Indica si cada afirmación concuerda con el relato sobre el traspaso de soberanía de 1902 y responde sí o no, citando textualmente las palabras que lo deciden. (a) Enrique H. Moreno llegó al Palacio a las diez de la mañana. (b) La Plaza de Armas estaba llena de gente. (c) Unas mil personas llenaban el Salón Rojo.

TEXTO EXTRAÍDO:
+-------+

Testimonios escritos durante o poco después de las ceremonias del traspaso de soberanía realizado en La Habana el 20 de mayo de 1902 pudieran ayudarnos a aproximarnos aún más a los acontecimientos de esa fecha gloriosa. Compartiremos los que fueron escritos por el periodista Enrique H. Moreno y por el historiador Juan M. Leiseca.
EL PERIODISTA
ENRIQUE H. MORENO
El 18 de mayo de 1952 aparece el testimonio del reportero del diario El Nuevo País, presente en las ceremonias del traspaso de poderes de Estados Unidos a la naciente República de Cuba.
Enrique H. Moreno había estado presente en el Palacio de los Capitanes Generales de La Habana con el propósito de presenciar y relatar el cambio de poderes ocurrido en aquella histórica ocasión, 20 de mayo de 1902.
El siguiente es un relato de ese periodista, publicado veinte años después de la Independencia de Cuba por un testigo presencial:
“Eran las diez de la mañana cuando llegué a Palacio. A lo largo de las aceras que circundan las manzanas de edificios que rodean la Plaza de Armas, un gentío inmenso se agolpaba. La Plaza estaba desierta. Es que la Policía la había despejado de concurrencia porque en ella, casi enseguida, habrían de situarse tres compañias de la Artillería Cubana que dirigidas por el Capitán José Martí, el hijo del Apóstol, harían guardia de honor en el lugar…”
“De toda la isla habían llegado miles y miles de personas. La curiosidad, repito, el sueño, la aspiración, el deseo ferviente de todos era contemplar en El Morro la bandera cubana. Por eso, a lo largo del Malecón, que sólo llegaba a Galiano, en el murallón que corría desde el Castillo de la Punta a la Cortina de Valdés, una abigarrada muchedumbre se apretujaba y, plena de alegría, vitoreaba a Cuba y a los americanos que, por fin, rompían el último eslabón de la cadena que impedía la libertad de la patria amada”.
Volvamos a Palacio. Frente al Templete se situó una batería de artillería ligera. Iba a ser la primera en saludar la bandera de Cuba al subir, enhiesta, al mástil del viejo Palacio del Capitán de los Capitanes Generales. Se oye un ruidoso aplauso, y ante el Palacio llega el General Máximo Gómez. Un murmullo primero, luego un intenso vocerío, seguido de una estruendosa ovación, anunció la llegada del señor Estrada Palma.
Eran las 11:30 de la mañana. Trescientas, quizás cuatrocientas personas, llenaban el Salón Rojo. No se podía dar un paso. La numerosa concurrencia, formada por lo más reprsentativo de Cuba, hablaba en voz baja, casi musitaba. Algunos, como impacientes, consultaban sus relojes.

+-------+

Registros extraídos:
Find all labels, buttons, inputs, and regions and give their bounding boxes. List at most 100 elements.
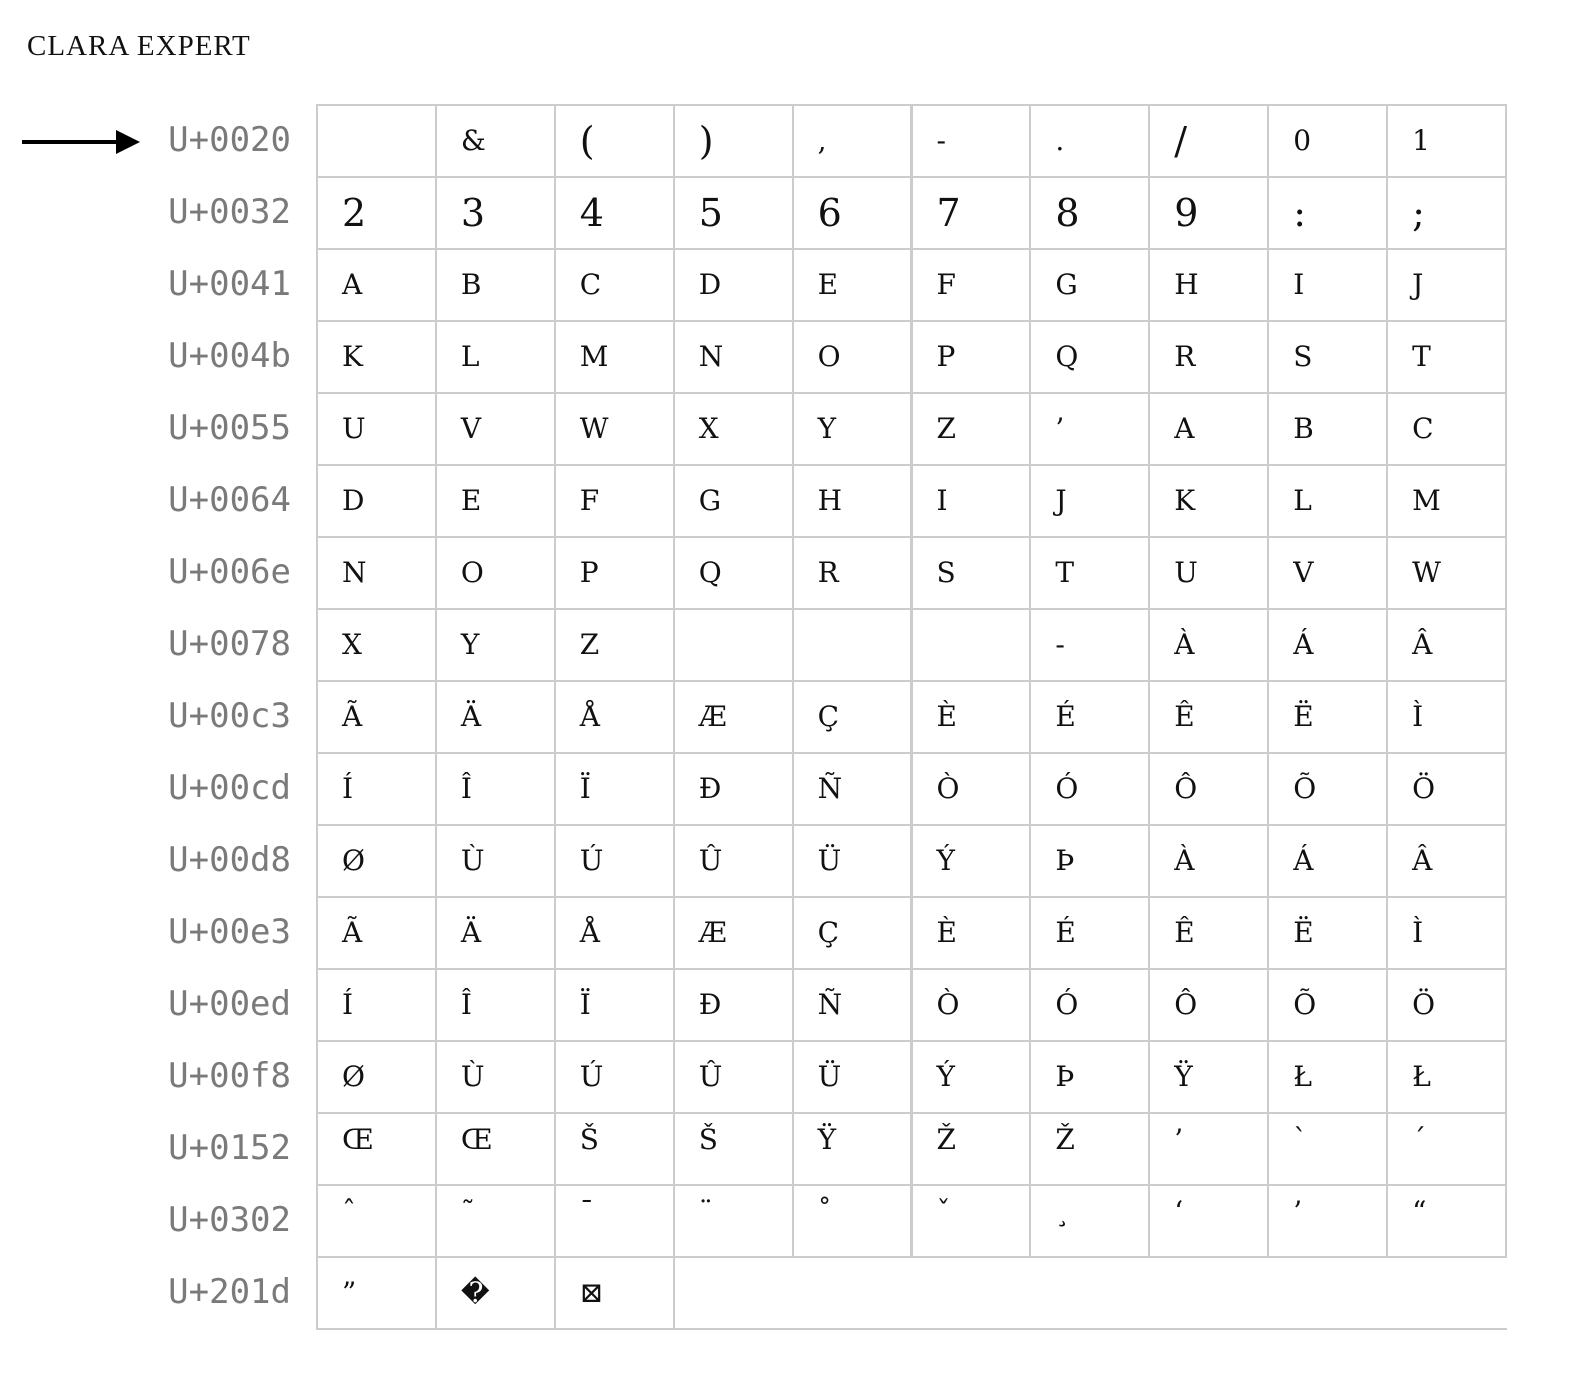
glyph: Ç bbox=[817, 916, 840, 949]
glyph: ¸ bbox=[1055, 1195, 1070, 1228]
row-label: U+0041 bbox=[168, 264, 291, 304]
row-label: U+0152 bbox=[168, 1128, 291, 1168]
glyph-cell: G bbox=[672, 464, 794, 538]
glyph-cell: L bbox=[1267, 464, 1389, 538]
glyph-cell: ˜ bbox=[434, 1184, 556, 1258]
glyph-cell: Î bbox=[434, 752, 556, 826]
glyph-cell: ¯ bbox=[553, 1184, 675, 1258]
glyph-cell: ‘ bbox=[1148, 1184, 1270, 1258]
glyph: É bbox=[1055, 916, 1076, 949]
glyph: X bbox=[342, 628, 362, 661]
glyph: E bbox=[460, 484, 482, 517]
glyph-cell: Ä bbox=[434, 680, 556, 754]
row-label: U+0032 bbox=[168, 192, 291, 232]
glyph-cell: Å bbox=[553, 680, 675, 754]
glyph: C bbox=[1412, 412, 1434, 445]
glyph: Í bbox=[342, 772, 354, 805]
glyph-cell: ’ bbox=[1148, 1112, 1270, 1186]
glyph: Î bbox=[460, 772, 472, 805]
glyph: B bbox=[1293, 412, 1314, 445]
glyph-cell: Ú bbox=[553, 1040, 675, 1114]
glyph-cell: - bbox=[910, 104, 1032, 178]
glyph-cell: D bbox=[316, 464, 437, 538]
glyph: Å bbox=[579, 700, 601, 733]
glyph-cell: P bbox=[910, 320, 1032, 394]
glyph: O bbox=[460, 556, 484, 589]
glyph-cell: T bbox=[1029, 536, 1151, 610]
row-label: U+0078 bbox=[168, 624, 291, 664]
glyph: Æ bbox=[698, 916, 727, 949]
glyph-cell: Ó bbox=[1029, 752, 1151, 826]
glyph-cell bbox=[910, 608, 1032, 682]
glyph: Ù bbox=[460, 1060, 485, 1093]
glyph-cell bbox=[791, 608, 913, 682]
glyph-cell: : bbox=[1267, 176, 1389, 250]
glyph: ˆ bbox=[342, 1195, 356, 1228]
glyph-cell: F bbox=[910, 248, 1032, 322]
glyph-cell: S bbox=[910, 536, 1032, 610]
glyph: Ó bbox=[1055, 988, 1079, 1021]
glyph: Ý bbox=[936, 1060, 955, 1093]
glyph-cell: È bbox=[910, 680, 1032, 754]
glyph-cell: . bbox=[1029, 104, 1151, 178]
glyph: G bbox=[1055, 268, 1078, 301]
glyph: M bbox=[1412, 484, 1441, 517]
glyph: Ä bbox=[460, 916, 482, 949]
glyph: ’ bbox=[1174, 1123, 1184, 1156]
glyph: R bbox=[1174, 340, 1196, 373]
glyph: J bbox=[1055, 484, 1067, 517]
glyph-cell: A bbox=[316, 248, 437, 322]
glyph: Î bbox=[460, 988, 472, 1021]
glyph-cell: D bbox=[672, 248, 794, 322]
row-label: U+0055 bbox=[168, 408, 291, 448]
glyph: ` bbox=[1293, 1123, 1308, 1156]
glyph: ) bbox=[698, 119, 714, 163]
glyph-cell: Í bbox=[316, 752, 437, 826]
glyph: X bbox=[698, 412, 719, 445]
glyph: ˚ bbox=[817, 1195, 832, 1228]
glyph-cell: B bbox=[1267, 392, 1389, 466]
glyph-cell bbox=[672, 608, 794, 682]
glyph: Ñ bbox=[817, 772, 843, 805]
glyph: : bbox=[1293, 191, 1306, 235]
glyph: Ï bbox=[579, 988, 591, 1021]
glyph: Ø bbox=[342, 1060, 365, 1093]
glyph: T bbox=[1412, 340, 1431, 373]
glyph: Á bbox=[1293, 844, 1314, 877]
glyph-cell: ´ bbox=[1386, 1112, 1507, 1186]
glyph-cell: Õ bbox=[1267, 968, 1389, 1042]
glyph-cell: Ç bbox=[791, 680, 913, 754]
glyph: G bbox=[698, 484, 722, 517]
row-label: U+0302 bbox=[168, 1200, 291, 1240]
glyph: H bbox=[817, 484, 843, 517]
glyph: W bbox=[1412, 556, 1441, 589]
glyph-cell: Q bbox=[672, 536, 794, 610]
glyph: I bbox=[936, 484, 948, 517]
glyph: Ø bbox=[342, 844, 365, 877]
glyph-cell: Ö bbox=[1386, 968, 1507, 1042]
row-label: U+0020 bbox=[168, 120, 291, 160]
glyph-cell: Ì bbox=[1386, 896, 1507, 970]
glyph: A bbox=[342, 268, 363, 301]
glyph: & bbox=[460, 124, 486, 157]
row-label: U+00ed bbox=[168, 984, 291, 1024]
glyph-cell: Y bbox=[434, 608, 556, 682]
glyph: Ú bbox=[579, 1060, 604, 1093]
glyph: Ý bbox=[936, 844, 955, 877]
glyph: P bbox=[936, 340, 956, 373]
glyph: , bbox=[817, 124, 827, 157]
row-label: U+00d8 bbox=[168, 840, 291, 880]
glyph-cell: Ú bbox=[553, 824, 675, 898]
glyph: U bbox=[1174, 556, 1198, 589]
glyph-cell: Ê bbox=[1148, 680, 1270, 754]
glyph: E bbox=[817, 268, 839, 301]
glyph-cell: O bbox=[791, 320, 913, 394]
glyph-cell: Z bbox=[553, 608, 675, 682]
glyph: Â bbox=[1412, 628, 1433, 661]
glyph-cell: É bbox=[1029, 896, 1151, 970]
glyph-cell: V bbox=[1267, 536, 1389, 610]
glyph-cell: Õ bbox=[1267, 752, 1389, 826]
glyph-cell: Ô bbox=[1148, 968, 1270, 1042]
glyph-cell: ’ bbox=[1029, 392, 1151, 466]
glyph: ‘ bbox=[1174, 1195, 1184, 1228]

+-------+

LA RESPUESTA:
(a) Sí: «Eran las diez de la mañana cuando llegué a Palacio».
(b) No: «La Plaza estaba desierta».
(c) No: «Trescientas, quizás cuatrocientas personas, llenaban el Salón Rojo».